- Set task
Find the lines containing the word "name" and copy every one of them.

- Records shown
>> begin
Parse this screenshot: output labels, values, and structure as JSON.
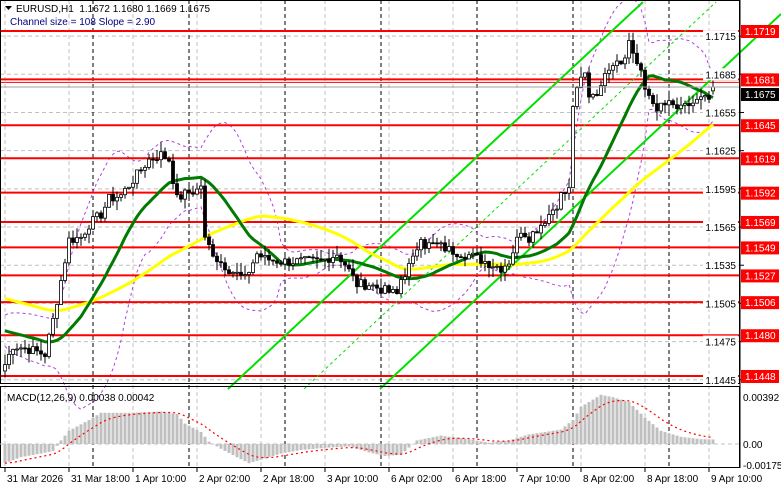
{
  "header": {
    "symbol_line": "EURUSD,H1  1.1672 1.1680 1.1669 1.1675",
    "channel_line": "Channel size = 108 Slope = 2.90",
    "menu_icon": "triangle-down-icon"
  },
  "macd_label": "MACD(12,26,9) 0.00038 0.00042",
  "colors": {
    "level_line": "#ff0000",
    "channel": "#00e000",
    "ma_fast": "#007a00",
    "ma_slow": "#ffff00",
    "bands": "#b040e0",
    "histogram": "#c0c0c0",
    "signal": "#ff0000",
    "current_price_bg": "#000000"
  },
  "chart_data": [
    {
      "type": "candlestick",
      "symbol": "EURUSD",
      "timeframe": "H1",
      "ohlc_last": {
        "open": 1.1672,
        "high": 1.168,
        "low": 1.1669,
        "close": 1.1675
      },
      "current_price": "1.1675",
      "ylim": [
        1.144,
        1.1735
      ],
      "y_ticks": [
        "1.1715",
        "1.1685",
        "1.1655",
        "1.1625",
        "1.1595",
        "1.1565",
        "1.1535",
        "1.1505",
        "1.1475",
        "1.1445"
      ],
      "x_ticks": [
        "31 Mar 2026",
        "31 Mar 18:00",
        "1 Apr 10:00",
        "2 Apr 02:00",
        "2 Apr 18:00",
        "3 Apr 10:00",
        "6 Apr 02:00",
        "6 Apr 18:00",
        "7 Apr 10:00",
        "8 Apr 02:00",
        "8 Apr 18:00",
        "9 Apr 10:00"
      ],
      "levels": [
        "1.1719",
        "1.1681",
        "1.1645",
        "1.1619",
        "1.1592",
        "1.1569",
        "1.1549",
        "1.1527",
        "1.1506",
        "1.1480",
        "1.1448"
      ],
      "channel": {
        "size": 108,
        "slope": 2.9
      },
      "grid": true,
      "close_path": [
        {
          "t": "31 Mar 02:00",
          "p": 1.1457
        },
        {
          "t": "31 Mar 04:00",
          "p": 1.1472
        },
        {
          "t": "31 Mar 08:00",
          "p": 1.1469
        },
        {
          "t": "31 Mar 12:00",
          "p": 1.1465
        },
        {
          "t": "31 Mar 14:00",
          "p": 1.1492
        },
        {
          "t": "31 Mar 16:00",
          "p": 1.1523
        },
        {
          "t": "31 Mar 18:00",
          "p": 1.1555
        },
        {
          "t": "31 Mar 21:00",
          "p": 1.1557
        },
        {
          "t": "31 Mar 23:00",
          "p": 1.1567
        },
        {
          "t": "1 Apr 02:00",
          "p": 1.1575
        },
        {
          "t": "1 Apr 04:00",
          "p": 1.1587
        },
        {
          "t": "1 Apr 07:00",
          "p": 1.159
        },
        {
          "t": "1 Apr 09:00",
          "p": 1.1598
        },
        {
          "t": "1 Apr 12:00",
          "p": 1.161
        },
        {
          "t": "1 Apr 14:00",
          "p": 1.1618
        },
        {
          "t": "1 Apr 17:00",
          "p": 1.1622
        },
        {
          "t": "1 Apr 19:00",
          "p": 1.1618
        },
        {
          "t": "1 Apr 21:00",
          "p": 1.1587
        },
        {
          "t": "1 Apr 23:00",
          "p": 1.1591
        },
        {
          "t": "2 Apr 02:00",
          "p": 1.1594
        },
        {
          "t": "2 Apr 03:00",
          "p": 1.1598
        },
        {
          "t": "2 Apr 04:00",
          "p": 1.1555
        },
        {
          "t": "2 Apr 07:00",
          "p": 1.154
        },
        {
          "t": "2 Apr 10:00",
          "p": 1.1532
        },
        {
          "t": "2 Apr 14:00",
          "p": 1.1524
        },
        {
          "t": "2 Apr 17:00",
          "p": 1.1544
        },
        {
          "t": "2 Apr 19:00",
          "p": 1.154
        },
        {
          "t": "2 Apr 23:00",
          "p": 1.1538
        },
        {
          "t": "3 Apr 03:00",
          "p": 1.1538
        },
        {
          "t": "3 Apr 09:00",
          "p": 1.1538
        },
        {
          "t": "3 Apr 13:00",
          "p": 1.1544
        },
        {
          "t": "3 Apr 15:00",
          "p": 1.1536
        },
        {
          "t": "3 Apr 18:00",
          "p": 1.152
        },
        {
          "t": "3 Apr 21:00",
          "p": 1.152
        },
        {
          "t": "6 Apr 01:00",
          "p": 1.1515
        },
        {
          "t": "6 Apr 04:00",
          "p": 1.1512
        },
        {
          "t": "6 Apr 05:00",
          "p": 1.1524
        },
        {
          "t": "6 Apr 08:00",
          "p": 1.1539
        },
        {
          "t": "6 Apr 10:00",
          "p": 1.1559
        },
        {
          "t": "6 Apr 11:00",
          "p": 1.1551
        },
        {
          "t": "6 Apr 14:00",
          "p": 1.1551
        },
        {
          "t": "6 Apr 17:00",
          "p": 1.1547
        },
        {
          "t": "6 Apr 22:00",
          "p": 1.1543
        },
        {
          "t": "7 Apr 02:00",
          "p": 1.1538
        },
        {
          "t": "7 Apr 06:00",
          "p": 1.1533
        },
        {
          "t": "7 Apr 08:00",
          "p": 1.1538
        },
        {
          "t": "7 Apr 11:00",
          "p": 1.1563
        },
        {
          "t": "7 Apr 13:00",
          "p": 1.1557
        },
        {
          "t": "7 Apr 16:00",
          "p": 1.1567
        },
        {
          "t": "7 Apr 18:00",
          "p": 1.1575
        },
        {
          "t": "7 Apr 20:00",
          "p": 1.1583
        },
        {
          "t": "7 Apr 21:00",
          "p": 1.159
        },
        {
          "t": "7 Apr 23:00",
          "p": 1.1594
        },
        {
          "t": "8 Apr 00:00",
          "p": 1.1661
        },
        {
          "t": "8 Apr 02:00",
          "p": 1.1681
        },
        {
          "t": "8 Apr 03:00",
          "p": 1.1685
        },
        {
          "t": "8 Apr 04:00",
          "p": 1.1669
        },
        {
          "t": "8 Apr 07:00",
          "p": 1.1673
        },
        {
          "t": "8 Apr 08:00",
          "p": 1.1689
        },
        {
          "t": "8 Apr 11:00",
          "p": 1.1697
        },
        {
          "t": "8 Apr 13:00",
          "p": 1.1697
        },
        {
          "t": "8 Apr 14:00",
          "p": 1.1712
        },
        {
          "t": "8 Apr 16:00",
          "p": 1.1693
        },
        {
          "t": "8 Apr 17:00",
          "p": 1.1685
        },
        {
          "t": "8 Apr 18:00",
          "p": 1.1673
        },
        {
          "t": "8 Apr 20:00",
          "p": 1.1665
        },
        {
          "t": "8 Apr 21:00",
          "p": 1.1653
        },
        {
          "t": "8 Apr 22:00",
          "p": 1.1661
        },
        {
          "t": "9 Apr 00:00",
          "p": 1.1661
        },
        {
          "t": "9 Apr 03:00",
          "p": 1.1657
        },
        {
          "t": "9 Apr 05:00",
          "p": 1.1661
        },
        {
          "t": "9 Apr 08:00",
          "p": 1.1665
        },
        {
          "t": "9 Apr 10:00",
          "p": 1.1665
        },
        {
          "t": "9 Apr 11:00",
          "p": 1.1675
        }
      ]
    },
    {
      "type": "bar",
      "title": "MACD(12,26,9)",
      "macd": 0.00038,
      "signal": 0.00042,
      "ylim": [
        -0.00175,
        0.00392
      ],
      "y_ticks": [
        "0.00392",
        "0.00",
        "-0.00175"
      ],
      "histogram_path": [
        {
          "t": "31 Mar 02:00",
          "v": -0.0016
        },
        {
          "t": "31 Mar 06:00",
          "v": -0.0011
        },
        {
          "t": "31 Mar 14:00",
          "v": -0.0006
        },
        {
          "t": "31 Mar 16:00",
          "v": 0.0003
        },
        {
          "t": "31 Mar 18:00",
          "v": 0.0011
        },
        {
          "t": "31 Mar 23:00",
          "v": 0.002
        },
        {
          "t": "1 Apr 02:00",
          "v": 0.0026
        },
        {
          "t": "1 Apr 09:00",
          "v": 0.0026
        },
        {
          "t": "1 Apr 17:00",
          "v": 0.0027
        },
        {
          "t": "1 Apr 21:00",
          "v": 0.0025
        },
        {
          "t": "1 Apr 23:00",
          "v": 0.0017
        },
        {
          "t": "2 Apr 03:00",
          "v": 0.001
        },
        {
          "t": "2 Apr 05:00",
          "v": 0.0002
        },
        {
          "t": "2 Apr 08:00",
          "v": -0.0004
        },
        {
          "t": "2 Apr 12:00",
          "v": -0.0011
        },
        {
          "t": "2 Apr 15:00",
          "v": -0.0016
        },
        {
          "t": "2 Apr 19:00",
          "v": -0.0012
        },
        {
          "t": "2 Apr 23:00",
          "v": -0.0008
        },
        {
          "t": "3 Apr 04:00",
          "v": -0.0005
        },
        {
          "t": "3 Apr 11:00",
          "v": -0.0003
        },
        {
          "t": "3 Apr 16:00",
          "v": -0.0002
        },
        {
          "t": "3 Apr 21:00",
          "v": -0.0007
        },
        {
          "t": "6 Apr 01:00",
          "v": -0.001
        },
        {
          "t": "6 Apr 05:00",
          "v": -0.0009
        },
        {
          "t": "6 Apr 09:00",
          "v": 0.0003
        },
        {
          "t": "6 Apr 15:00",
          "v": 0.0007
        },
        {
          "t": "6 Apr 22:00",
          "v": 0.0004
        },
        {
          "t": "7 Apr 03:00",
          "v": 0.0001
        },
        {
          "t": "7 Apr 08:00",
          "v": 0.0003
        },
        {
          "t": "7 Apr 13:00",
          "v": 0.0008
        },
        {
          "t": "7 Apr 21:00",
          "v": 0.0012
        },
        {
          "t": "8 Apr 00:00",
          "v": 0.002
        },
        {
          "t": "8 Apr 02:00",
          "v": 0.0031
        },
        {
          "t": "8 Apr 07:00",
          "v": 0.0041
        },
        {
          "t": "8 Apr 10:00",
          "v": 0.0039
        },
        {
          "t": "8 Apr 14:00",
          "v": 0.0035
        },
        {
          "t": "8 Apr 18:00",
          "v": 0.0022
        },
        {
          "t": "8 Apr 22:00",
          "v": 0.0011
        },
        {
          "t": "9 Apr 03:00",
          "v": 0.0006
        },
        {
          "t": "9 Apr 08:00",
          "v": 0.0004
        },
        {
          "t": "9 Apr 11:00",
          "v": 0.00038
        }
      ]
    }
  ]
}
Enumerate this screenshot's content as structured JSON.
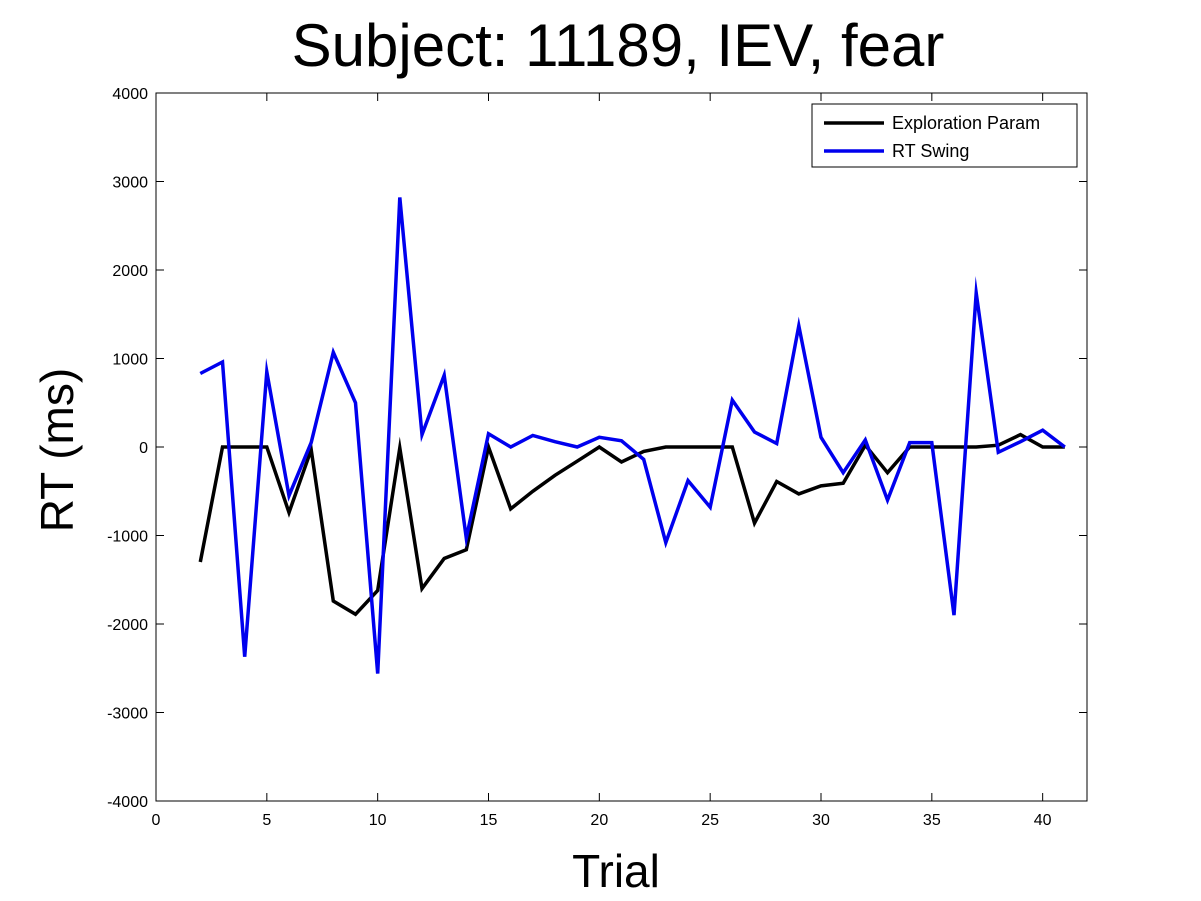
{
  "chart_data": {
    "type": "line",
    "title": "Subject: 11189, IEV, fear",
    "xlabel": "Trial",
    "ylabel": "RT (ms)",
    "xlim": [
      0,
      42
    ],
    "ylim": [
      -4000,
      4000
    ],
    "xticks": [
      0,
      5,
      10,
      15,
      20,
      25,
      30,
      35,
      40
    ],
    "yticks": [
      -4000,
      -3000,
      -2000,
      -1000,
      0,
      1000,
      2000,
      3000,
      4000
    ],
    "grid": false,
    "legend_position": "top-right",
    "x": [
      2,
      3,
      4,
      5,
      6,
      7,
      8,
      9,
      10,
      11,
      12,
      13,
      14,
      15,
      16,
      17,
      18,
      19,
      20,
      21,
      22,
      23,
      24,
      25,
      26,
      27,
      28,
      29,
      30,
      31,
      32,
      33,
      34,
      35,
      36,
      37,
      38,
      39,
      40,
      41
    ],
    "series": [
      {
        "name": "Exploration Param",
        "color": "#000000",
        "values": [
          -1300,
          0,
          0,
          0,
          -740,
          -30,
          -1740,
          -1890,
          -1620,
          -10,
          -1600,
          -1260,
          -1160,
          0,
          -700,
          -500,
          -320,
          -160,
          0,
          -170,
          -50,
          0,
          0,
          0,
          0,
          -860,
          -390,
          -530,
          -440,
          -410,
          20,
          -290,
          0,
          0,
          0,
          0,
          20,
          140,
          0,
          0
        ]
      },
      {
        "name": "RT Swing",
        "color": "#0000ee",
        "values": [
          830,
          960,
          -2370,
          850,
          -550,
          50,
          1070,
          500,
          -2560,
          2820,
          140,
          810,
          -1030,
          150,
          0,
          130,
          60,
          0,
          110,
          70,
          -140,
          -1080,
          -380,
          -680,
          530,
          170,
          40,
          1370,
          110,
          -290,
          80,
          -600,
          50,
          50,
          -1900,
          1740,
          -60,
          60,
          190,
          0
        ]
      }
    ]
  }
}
>> end
- Result of the exercise
        "name": "Exploration Param",
        "name": "RT Swing",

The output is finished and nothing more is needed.